— Requirement —
Write out the listing beneath this instruction in its entirety, exactly as it reads.
##############################
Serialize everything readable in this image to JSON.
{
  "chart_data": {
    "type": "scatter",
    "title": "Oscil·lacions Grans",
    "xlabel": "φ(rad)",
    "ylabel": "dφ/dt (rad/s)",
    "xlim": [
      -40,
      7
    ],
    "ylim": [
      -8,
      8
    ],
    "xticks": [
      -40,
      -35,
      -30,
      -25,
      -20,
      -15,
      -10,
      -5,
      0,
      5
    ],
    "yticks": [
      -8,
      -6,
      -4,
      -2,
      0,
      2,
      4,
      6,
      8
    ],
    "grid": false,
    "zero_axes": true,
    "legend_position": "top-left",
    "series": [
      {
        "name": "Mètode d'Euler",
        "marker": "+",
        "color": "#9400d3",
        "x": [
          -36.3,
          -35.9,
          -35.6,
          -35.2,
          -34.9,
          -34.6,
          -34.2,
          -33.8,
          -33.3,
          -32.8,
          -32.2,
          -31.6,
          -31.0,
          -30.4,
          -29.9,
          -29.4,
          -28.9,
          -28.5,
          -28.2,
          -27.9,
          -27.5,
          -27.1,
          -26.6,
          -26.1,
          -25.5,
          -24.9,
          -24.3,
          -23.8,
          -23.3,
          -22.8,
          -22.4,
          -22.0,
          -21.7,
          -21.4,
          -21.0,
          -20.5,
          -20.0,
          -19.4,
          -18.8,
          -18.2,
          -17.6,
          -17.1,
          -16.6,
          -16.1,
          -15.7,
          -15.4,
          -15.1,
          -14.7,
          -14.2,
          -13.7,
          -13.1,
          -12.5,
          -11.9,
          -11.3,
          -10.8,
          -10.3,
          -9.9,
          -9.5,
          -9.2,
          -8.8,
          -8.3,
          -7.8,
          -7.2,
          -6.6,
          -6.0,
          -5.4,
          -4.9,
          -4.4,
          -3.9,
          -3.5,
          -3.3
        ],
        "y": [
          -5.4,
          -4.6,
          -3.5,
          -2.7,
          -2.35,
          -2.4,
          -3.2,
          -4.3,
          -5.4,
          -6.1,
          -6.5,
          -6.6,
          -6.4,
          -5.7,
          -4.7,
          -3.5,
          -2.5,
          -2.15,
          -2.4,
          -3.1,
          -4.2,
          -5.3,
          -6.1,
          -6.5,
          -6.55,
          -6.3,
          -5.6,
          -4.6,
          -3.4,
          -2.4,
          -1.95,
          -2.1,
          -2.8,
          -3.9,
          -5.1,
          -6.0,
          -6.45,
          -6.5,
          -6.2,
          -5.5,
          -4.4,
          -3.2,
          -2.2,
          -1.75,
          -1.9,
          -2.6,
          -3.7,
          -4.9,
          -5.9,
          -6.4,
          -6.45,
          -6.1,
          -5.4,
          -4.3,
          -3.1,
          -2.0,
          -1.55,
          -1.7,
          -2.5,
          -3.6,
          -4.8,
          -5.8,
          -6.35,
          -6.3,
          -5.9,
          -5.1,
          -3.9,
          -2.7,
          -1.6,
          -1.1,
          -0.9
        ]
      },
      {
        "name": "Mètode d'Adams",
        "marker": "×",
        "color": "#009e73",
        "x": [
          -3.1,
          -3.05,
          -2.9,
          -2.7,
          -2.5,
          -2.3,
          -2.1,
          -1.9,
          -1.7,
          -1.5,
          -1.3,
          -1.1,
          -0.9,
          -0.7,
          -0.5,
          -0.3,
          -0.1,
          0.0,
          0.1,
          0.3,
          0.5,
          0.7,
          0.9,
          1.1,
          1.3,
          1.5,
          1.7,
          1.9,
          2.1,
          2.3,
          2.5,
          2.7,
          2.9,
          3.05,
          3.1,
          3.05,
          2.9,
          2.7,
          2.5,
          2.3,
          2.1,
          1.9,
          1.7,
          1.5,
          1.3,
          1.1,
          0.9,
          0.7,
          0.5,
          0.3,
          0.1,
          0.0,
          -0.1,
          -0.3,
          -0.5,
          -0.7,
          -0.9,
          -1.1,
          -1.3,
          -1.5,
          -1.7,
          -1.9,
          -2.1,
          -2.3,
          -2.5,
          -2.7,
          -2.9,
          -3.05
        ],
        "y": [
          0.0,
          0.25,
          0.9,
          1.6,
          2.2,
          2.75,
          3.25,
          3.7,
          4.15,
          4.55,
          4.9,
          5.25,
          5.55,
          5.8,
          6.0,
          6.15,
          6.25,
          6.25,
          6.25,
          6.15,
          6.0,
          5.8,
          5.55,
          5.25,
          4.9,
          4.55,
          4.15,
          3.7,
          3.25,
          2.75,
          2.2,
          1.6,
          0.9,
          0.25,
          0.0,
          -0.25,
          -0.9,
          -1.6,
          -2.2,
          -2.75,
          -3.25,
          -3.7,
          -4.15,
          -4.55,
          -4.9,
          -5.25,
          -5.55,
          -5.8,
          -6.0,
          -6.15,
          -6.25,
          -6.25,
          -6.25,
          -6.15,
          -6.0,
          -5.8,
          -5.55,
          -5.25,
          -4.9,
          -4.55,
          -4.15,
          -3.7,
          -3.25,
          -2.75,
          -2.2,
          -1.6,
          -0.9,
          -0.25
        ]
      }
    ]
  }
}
##############################
— Worked solution —
Serialize everything readable in this image to JSON.
{
  "chart_data": {
    "type": "scatter",
    "title": "Oscil·lacions Grans",
    "xlabel": "φ(rad)",
    "ylabel": "dφ/dt (rad/s)",
    "xlim": [
      -40,
      7
    ],
    "ylim": [
      -8,
      8
    ],
    "xticks": [
      -40,
      -35,
      -30,
      -25,
      -20,
      -15,
      -10,
      -5,
      0,
      5
    ],
    "yticks": [
      -8,
      -6,
      -4,
      -2,
      0,
      2,
      4,
      6,
      8
    ],
    "grid": false,
    "zero_axes": true,
    "legend_position": "top-left",
    "series": [
      {
        "name": "Mètode d'Euler",
        "marker": "+",
        "color": "#9400d3",
        "x": [
          -36.3,
          -35.9,
          -35.6,
          -35.2,
          -34.9,
          -34.6,
          -34.2,
          -33.8,
          -33.3,
          -32.8,
          -32.2,
          -31.6,
          -31.0,
          -30.4,
          -29.9,
          -29.4,
          -28.9,
          -28.5,
          -28.2,
          -27.9,
          -27.5,
          -27.1,
          -26.6,
          -26.1,
          -25.5,
          -24.9,
          -24.3,
          -23.8,
          -23.3,
          -22.8,
          -22.4,
          -22.0,
          -21.7,
          -21.4,
          -21.0,
          -20.5,
          -20.0,
          -19.4,
          -18.8,
          -18.2,
          -17.6,
          -17.1,
          -16.6,
          -16.1,
          -15.7,
          -15.4,
          -15.1,
          -14.7,
          -14.2,
          -13.7,
          -13.1,
          -12.5,
          -11.9,
          -11.3,
          -10.8,
          -10.3,
          -9.9,
          -9.5,
          -9.2,
          -8.8,
          -8.3,
          -7.8,
          -7.2,
          -6.6,
          -6.0,
          -5.4,
          -4.9,
          -4.4,
          -3.9,
          -3.5,
          -3.3
        ],
        "y": [
          -5.4,
          -4.6,
          -3.5,
          -2.7,
          -2.35,
          -2.4,
          -3.2,
          -4.3,
          -5.4,
          -6.1,
          -6.5,
          -6.6,
          -6.4,
          -5.7,
          -4.7,
          -3.5,
          -2.5,
          -2.15,
          -2.4,
          -3.1,
          -4.2,
          -5.3,
          -6.1,
          -6.5,
          -6.55,
          -6.3,
          -5.6,
          -4.6,
          -3.4,
          -2.4,
          -1.95,
          -2.1,
          -2.8,
          -3.9,
          -5.1,
          -6.0,
          -6.45,
          -6.5,
          -6.2,
          -5.5,
          -4.4,
          -3.2,
          -2.2,
          -1.75,
          -1.9,
          -2.6,
          -3.7,
          -4.9,
          -5.9,
          -6.4,
          -6.45,
          -6.1,
          -5.4,
          -4.3,
          -3.1,
          -2.0,
          -1.55,
          -1.7,
          -2.5,
          -3.6,
          -4.8,
          -5.8,
          -6.35,
          -6.3,
          -5.9,
          -5.1,
          -3.9,
          -2.7,
          -1.6,
          -1.1,
          -0.9
        ]
      },
      {
        "name": "Mètode d'Adams",
        "marker": "×",
        "color": "#009e73",
        "x": [
          -3.1,
          -3.05,
          -2.9,
          -2.7,
          -2.5,
          -2.3,
          -2.1,
          -1.9,
          -1.7,
          -1.5,
          -1.3,
          -1.1,
          -0.9,
          -0.7,
          -0.5,
          -0.3,
          -0.1,
          0.0,
          0.1,
          0.3,
          0.5,
          0.7,
          0.9,
          1.1,
          1.3,
          1.5,
          1.7,
          1.9,
          2.1,
          2.3,
          2.5,
          2.7,
          2.9,
          3.05,
          3.1,
          3.05,
          2.9,
          2.7,
          2.5,
          2.3,
          2.1,
          1.9,
          1.7,
          1.5,
          1.3,
          1.1,
          0.9,
          0.7,
          0.5,
          0.3,
          0.1,
          0.0,
          -0.1,
          -0.3,
          -0.5,
          -0.7,
          -0.9,
          -1.1,
          -1.3,
          -1.5,
          -1.7,
          -1.9,
          -2.1,
          -2.3,
          -2.5,
          -2.7,
          -2.9,
          -3.05
        ],
        "y": [
          0.0,
          0.25,
          0.9,
          1.6,
          2.2,
          2.75,
          3.25,
          3.7,
          4.15,
          4.55,
          4.9,
          5.25,
          5.55,
          5.8,
          6.0,
          6.15,
          6.25,
          6.25,
          6.25,
          6.15,
          6.0,
          5.8,
          5.55,
          5.25,
          4.9,
          4.55,
          4.15,
          3.7,
          3.25,
          2.75,
          2.2,
          1.6,
          0.9,
          0.25,
          0.0,
          -0.25,
          -0.9,
          -1.6,
          -2.2,
          -2.75,
          -3.25,
          -3.7,
          -4.15,
          -4.55,
          -4.9,
          -5.25,
          -5.55,
          -5.8,
          -6.0,
          -6.15,
          -6.25,
          -6.25,
          -6.25,
          -6.15,
          -6.0,
          -5.8,
          -5.55,
          -5.25,
          -4.9,
          -4.55,
          -4.15,
          -3.7,
          -3.25,
          -2.75,
          -2.2,
          -1.6,
          -0.9,
          -0.25
        ]
      }
    ]
  }
}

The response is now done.